▸ Exercise aim:
Search the records below for the word "JSON" and show every line where it occurs.
########################################
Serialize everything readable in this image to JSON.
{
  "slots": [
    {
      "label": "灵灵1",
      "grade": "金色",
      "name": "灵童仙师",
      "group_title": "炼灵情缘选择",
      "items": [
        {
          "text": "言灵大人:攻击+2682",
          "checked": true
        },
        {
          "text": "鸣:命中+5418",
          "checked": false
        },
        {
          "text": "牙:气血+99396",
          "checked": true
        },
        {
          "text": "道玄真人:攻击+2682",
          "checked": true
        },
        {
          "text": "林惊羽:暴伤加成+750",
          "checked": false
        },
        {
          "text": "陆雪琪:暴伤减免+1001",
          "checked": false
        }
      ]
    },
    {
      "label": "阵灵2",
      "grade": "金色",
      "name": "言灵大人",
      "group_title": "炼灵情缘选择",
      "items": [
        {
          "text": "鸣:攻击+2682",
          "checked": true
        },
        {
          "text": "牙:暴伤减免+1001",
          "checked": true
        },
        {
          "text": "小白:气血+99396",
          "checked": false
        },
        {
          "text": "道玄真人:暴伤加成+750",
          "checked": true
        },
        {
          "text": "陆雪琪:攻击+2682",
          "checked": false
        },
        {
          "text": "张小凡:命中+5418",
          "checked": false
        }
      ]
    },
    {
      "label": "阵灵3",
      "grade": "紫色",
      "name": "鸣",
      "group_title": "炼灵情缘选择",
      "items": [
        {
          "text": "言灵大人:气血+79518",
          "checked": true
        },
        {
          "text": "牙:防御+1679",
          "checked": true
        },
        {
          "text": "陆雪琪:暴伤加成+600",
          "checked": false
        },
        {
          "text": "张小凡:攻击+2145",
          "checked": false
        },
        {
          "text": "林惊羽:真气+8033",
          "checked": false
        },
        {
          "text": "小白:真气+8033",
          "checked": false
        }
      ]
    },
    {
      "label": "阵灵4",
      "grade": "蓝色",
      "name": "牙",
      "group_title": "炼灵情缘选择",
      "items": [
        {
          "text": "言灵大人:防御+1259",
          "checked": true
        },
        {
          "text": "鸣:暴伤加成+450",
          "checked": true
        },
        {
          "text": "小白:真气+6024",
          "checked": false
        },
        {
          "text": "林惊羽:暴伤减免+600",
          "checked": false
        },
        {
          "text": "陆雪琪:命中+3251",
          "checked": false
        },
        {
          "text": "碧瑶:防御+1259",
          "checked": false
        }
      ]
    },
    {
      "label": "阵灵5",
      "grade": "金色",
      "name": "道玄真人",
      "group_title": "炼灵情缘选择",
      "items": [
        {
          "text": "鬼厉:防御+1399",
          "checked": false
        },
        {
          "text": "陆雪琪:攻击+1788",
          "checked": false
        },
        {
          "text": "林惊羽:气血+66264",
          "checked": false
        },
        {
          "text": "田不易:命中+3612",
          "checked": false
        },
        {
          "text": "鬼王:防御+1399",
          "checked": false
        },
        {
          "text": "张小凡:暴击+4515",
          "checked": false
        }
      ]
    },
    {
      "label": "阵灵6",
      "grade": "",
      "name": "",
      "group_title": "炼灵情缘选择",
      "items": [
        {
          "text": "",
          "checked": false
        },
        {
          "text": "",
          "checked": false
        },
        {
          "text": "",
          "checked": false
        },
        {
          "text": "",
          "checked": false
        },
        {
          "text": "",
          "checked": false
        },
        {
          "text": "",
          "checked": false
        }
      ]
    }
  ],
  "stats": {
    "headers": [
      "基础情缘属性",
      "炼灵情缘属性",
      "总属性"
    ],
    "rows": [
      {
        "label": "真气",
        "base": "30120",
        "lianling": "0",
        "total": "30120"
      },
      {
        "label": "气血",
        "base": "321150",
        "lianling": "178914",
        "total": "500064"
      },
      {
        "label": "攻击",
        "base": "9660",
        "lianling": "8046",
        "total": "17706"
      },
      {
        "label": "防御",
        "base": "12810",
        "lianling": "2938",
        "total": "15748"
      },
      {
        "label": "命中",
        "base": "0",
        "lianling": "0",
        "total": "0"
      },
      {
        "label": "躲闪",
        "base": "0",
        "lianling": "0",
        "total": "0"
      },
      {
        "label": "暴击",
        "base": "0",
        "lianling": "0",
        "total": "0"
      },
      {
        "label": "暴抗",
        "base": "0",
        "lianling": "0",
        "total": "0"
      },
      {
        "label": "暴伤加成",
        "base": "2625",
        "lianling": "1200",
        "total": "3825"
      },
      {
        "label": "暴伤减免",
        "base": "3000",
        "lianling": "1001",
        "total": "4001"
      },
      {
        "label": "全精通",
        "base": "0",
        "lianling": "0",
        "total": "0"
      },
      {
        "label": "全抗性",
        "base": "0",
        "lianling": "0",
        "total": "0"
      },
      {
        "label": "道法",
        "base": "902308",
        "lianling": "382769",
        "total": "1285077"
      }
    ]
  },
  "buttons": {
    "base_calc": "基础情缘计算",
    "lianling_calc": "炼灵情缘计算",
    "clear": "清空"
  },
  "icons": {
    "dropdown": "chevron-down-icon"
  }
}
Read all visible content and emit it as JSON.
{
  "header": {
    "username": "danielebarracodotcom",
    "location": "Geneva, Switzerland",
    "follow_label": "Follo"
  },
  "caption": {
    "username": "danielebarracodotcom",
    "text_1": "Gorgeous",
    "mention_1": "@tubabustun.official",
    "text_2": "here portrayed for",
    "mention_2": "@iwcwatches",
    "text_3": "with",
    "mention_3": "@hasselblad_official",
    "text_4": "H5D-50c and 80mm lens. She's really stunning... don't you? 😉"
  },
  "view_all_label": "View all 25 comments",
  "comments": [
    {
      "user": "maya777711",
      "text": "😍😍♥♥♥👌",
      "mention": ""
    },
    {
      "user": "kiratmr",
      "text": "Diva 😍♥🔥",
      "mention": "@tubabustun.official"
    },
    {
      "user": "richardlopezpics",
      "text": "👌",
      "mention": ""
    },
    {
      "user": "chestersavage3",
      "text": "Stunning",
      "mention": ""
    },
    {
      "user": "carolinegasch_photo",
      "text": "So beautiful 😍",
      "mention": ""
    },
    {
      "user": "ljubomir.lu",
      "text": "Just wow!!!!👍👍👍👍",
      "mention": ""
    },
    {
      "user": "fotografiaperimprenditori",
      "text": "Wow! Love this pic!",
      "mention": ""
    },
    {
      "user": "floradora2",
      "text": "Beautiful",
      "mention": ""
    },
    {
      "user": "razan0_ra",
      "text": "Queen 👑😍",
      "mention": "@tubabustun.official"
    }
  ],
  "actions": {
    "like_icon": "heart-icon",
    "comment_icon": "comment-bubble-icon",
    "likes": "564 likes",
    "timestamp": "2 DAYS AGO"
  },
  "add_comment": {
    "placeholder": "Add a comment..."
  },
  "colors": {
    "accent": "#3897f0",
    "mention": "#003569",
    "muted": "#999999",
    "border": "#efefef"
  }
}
########################################
▸ Exercise output:
Serialize everything readable in this image to JSON.
Read all visible content and emit it as JSON.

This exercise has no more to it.